MATERIAL FOR THIS EXERCISE
* * * * * * * * *

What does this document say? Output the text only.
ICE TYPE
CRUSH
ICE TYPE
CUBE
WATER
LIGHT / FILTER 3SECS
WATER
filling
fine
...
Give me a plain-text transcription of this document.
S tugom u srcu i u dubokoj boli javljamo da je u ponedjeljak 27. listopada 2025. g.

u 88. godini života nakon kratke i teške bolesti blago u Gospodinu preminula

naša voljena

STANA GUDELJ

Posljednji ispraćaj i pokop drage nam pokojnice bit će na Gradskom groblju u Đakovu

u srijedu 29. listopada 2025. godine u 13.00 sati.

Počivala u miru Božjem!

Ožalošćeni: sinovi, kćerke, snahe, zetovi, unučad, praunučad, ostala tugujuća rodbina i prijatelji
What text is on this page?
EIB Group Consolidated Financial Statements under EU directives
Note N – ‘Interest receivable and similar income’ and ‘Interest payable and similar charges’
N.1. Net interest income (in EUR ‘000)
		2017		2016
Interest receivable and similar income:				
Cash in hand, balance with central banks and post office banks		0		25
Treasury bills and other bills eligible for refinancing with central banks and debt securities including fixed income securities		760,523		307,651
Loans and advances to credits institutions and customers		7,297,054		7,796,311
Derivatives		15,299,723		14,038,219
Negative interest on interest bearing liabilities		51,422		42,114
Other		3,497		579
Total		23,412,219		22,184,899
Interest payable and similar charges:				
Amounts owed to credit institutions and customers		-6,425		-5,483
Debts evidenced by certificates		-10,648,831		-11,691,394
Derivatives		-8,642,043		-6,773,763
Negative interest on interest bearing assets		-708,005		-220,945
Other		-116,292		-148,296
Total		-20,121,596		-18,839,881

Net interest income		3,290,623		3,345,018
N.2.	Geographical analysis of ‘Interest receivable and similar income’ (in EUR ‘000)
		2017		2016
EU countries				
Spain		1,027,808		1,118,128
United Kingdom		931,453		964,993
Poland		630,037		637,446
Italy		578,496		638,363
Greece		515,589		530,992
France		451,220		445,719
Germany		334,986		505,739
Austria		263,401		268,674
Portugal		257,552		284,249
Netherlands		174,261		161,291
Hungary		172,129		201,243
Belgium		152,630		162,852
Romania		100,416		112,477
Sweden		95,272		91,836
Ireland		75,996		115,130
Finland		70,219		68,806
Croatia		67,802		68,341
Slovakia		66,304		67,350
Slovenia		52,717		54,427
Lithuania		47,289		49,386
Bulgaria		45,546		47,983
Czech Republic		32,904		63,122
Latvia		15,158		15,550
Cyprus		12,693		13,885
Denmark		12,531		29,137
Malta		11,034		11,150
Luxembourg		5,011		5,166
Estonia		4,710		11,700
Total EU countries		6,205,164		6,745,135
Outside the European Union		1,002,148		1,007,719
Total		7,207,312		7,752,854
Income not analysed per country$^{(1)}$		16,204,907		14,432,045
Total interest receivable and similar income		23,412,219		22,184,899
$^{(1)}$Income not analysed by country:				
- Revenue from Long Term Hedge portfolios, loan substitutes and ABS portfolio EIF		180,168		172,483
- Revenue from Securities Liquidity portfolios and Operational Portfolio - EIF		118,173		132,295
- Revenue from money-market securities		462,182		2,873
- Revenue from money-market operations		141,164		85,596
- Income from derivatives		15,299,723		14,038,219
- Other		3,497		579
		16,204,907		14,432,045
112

* * * * * * * * *

EXERCISE DIRECTIONS
Extract all of the data above without altering anything.

TASK OUTPUT
What does this document say? Output the text only.
ICE TYPE
CRUSH
ICE TYPE
CUBE
WATER
LIGHT / FILTER 3SECS
WATER
filling
fine
...
Give me a plain-text transcription of this document.
S tugom u srcu i u dubokoj boli javljamo da je u ponedjeljak 27. listopada 2025. g.

u 88. godini života nakon kratke i teške bolesti blago u Gospodinu preminula

naša voljena

STANA GUDELJ

Posljednji ispraćaj i pokop drage nam pokojnice bit će na Gradskom groblju u Đakovu

u srijedu 29. listopada 2025. godine u 13.00 sati.

Počivala u miru Božjem!

Ožalošćeni: sinovi, kćerke, snahe, zetovi, unučad, praunučad, ostala tugujuća rodbina i prijatelji
What text is on this page?
EIB Group Consolidated Financial Statements under EU directives
Note N – ‘Interest receivable and similar income’ and ‘Interest payable and similar charges’
N.1. Net interest income (in EUR ‘000)
		2017		2016
Interest receivable and similar income:				
Cash in hand, balance with central banks and post office banks		0		25
Treasury bills and other bills eligible for refinancing with central banks and debt securities including fixed income securities		760,523		307,651
Loans and advances to credits institutions and customers		7,297,054		7,796,311
Derivatives		15,299,723		14,038,219
Negative interest on interest bearing liabilities		51,422		42,114
Other		3,497		579
Total		23,412,219		22,184,899
Interest payable and similar charges:				
Amounts owed to credit institutions and customers		-6,425		-5,483
Debts evidenced by certificates		-10,648,831		-11,691,394
Derivatives		-8,642,043		-6,773,763
Negative interest on interest bearing assets		-708,005		-220,945
Other		-116,292		-148,296
Total		-20,121,596		-18,839,881

Net interest income		3,290,623		3,345,018
N.2.	Geographical analysis of ‘Interest receivable and similar income’ (in EUR ‘000)
		2017		2016
EU countries				
Spain		1,027,808		1,118,128
United Kingdom		931,453		964,993
Poland		630,037		637,446
Italy		578,496		638,363
Greece		515,589		530,992
France		451,220		445,719
Germany		334,986		505,739
Austria		263,401		268,674
Portugal		257,552		284,249
Netherlands		174,261		161,291
Hungary		172,129		201,243
Belgium		152,630		162,852
Romania		100,416		112,477
Sweden		95,272		91,836
Ireland		75,996		115,130
Finland		70,219		68,806
Croatia		67,802		68,341
Slovakia		66,304		67,350
Slovenia		52,717		54,427
Lithuania		47,289		49,386
Bulgaria		45,546		47,983
Czech Republic		32,904		63,122
Latvia		15,158		15,550
Cyprus		12,693		13,885
Denmark		12,531		29,137
Malta		11,034		11,150
Luxembourg		5,011		5,166
Estonia		4,710		11,700
Total EU countries		6,205,164		6,745,135
Outside the European Union		1,002,148		1,007,719
Total		7,207,312		7,752,854
Income not analysed per country$^{(1)}$		16,204,907		14,432,045
Total interest receivable and similar income		23,412,219		22,184,899
$^{(1)}$Income not analysed by country:				
- Revenue from Long Term Hedge portfolios, loan substitutes and ABS portfolio EIF		180,168		172,483
- Revenue from Securities Liquidity portfolios and Operational Portfolio - EIF		118,173		132,295
- Revenue from money-market securities		462,182		2,873
- Revenue from money-market operations		141,164		85,596
- Income from derivatives		15,299,723		14,038,219
- Other		3,497		579
		16,204,907		14,432,045
112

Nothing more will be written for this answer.